Quote each record exactly, please, leaving none out.

start Supplied information

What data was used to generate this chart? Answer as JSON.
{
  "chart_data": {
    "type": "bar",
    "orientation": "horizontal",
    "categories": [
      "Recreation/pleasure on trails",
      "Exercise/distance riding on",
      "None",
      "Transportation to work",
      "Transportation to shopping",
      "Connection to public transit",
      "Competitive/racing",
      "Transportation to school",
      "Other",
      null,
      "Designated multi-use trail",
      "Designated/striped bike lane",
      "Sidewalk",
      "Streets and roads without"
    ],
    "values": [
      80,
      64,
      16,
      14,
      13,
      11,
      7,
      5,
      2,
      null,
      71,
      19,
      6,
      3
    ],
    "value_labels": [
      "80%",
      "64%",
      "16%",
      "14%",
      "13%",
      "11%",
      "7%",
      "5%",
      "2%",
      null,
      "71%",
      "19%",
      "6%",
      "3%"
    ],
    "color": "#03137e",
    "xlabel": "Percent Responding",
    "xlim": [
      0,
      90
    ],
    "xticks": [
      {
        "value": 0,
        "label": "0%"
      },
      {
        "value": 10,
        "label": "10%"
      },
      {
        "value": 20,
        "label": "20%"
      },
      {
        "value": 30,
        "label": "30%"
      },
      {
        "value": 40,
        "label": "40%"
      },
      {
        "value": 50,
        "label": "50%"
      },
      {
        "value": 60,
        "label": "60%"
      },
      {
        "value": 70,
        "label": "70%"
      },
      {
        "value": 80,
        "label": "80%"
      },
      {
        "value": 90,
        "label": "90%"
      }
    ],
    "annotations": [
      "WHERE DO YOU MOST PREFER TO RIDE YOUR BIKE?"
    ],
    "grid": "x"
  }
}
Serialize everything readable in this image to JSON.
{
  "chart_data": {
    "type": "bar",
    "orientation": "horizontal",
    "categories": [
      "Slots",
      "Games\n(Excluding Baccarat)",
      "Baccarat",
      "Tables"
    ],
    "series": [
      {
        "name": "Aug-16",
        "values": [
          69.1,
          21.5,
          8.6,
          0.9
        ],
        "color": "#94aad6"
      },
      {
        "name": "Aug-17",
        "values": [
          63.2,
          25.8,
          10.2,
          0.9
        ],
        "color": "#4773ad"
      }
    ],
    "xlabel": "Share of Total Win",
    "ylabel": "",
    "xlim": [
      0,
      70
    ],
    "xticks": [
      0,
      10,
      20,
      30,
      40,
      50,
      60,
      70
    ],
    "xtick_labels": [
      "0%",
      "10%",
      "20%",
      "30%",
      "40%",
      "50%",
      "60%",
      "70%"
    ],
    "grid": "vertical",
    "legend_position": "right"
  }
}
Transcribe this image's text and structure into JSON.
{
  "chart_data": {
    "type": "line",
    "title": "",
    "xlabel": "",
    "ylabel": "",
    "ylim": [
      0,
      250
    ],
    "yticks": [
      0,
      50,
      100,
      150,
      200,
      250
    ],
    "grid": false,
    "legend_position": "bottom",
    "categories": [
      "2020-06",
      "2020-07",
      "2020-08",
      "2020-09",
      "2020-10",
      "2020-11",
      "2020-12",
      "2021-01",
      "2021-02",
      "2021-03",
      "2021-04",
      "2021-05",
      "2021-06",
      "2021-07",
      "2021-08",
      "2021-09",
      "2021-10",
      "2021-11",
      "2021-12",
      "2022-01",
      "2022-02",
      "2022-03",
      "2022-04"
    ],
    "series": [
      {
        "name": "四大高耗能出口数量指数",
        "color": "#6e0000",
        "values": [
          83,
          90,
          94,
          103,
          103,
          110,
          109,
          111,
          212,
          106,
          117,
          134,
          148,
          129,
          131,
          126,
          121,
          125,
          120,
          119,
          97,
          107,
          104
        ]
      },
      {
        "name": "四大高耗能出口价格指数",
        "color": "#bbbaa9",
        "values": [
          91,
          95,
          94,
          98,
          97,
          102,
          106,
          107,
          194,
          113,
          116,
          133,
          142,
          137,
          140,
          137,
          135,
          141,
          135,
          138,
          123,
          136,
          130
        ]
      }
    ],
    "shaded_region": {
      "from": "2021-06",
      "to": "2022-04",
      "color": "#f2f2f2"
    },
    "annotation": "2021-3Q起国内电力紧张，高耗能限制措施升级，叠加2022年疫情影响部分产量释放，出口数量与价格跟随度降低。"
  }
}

end Supplied information

> **Correct result**
What data was used to generate this chart? Answer as JSON.
{
  "chart_data": {
    "type": "bar",
    "orientation": "horizontal",
    "categories": [
      "Recreation/pleasure on trails",
      "Exercise/distance riding on",
      "None",
      "Transportation to work",
      "Transportation to shopping",
      "Connection to public transit",
      "Competitive/racing",
      "Transportation to school",
      "Other",
      null,
      "Designated multi-use trail",
      "Designated/striped bike lane",
      "Sidewalk",
      "Streets and roads without"
    ],
    "values": [
      80,
      64,
      16,
      14,
      13,
      11,
      7,
      5,
      2,
      null,
      71,
      19,
      6,
      3
    ],
    "value_labels": [
      "80%",
      "64%",
      "16%",
      "14%",
      "13%",
      "11%",
      "7%",
      "5%",
      "2%",
      null,
      "71%",
      "19%",
      "6%",
      "3%"
    ],
    "color": "#03137e",
    "xlabel": "Percent Responding",
    "xlim": [
      0,
      90
    ],
    "xticks": [
      {
        "value": 0,
        "label": "0%"
      },
      {
        "value": 10,
        "label": "10%"
      },
      {
        "value": 20,
        "label": "20%"
      },
      {
        "value": 30,
        "label": "30%"
      },
      {
        "value": 40,
        "label": "40%"
      },
      {
        "value": 50,
        "label": "50%"
      },
      {
        "value": 60,
        "label": "60%"
      },
      {
        "value": 70,
        "label": "70%"
      },
      {
        "value": 80,
        "label": "80%"
      },
      {
        "value": 90,
        "label": "90%"
      }
    ],
    "annotations": [
      "WHERE DO YOU MOST PREFER TO RIDE YOUR BIKE?"
    ],
    "grid": "x"
  }
}
Serialize everything readable in this image to JSON.
{
  "chart_data": {
    "type": "bar",
    "orientation": "horizontal",
    "categories": [
      "Slots",
      "Games\n(Excluding Baccarat)",
      "Baccarat",
      "Tables"
    ],
    "series": [
      {
        "name": "Aug-16",
        "values": [
          69.1,
          21.5,
          8.6,
          0.9
        ],
        "color": "#94aad6"
      },
      {
        "name": "Aug-17",
        "values": [
          63.2,
          25.8,
          10.2,
          0.9
        ],
        "color": "#4773ad"
      }
    ],
    "xlabel": "Share of Total Win",
    "ylabel": "",
    "xlim": [
      0,
      70
    ],
    "xticks": [
      0,
      10,
      20,
      30,
      40,
      50,
      60,
      70
    ],
    "xtick_labels": [
      "0%",
      "10%",
      "20%",
      "30%",
      "40%",
      "50%",
      "60%",
      "70%"
    ],
    "grid": "vertical",
    "legend_position": "right"
  }
}
Transcribe this image's text and structure into JSON.
{
  "chart_data": {
    "type": "line",
    "title": "",
    "xlabel": "",
    "ylabel": "",
    "ylim": [
      0,
      250
    ],
    "yticks": [
      0,
      50,
      100,
      150,
      200,
      250
    ],
    "grid": false,
    "legend_position": "bottom",
    "categories": [
      "2020-06",
      "2020-07",
      "2020-08",
      "2020-09",
      "2020-10",
      "2020-11",
      "2020-12",
      "2021-01",
      "2021-02",
      "2021-03",
      "2021-04",
      "2021-05",
      "2021-06",
      "2021-07",
      "2021-08",
      "2021-09",
      "2021-10",
      "2021-11",
      "2021-12",
      "2022-01",
      "2022-02",
      "2022-03",
      "2022-04"
    ],
    "series": [
      {
        "name": "四大高耗能出口数量指数",
        "color": "#6e0000",
        "values": [
          83,
          90,
          94,
          103,
          103,
          110,
          109,
          111,
          212,
          106,
          117,
          134,
          148,
          129,
          131,
          126,
          121,
          125,
          120,
          119,
          97,
          107,
          104
        ]
      },
      {
        "name": "四大高耗能出口价格指数",
        "color": "#bbbaa9",
        "values": [
          91,
          95,
          94,
          98,
          97,
          102,
          106,
          107,
          194,
          113,
          116,
          133,
          142,
          137,
          140,
          137,
          135,
          141,
          135,
          138,
          123,
          136,
          130
        ]
      }
    ],
    "shaded_region": {
      "from": "2021-06",
      "to": "2022-04",
      "color": "#f2f2f2"
    },
    "annotation": "2021-3Q起国内电力紧张，高耗能限制措施升级，叠加2022年疫情影响部分产量释放，出口数量与价格跟随度降低。"
  }
}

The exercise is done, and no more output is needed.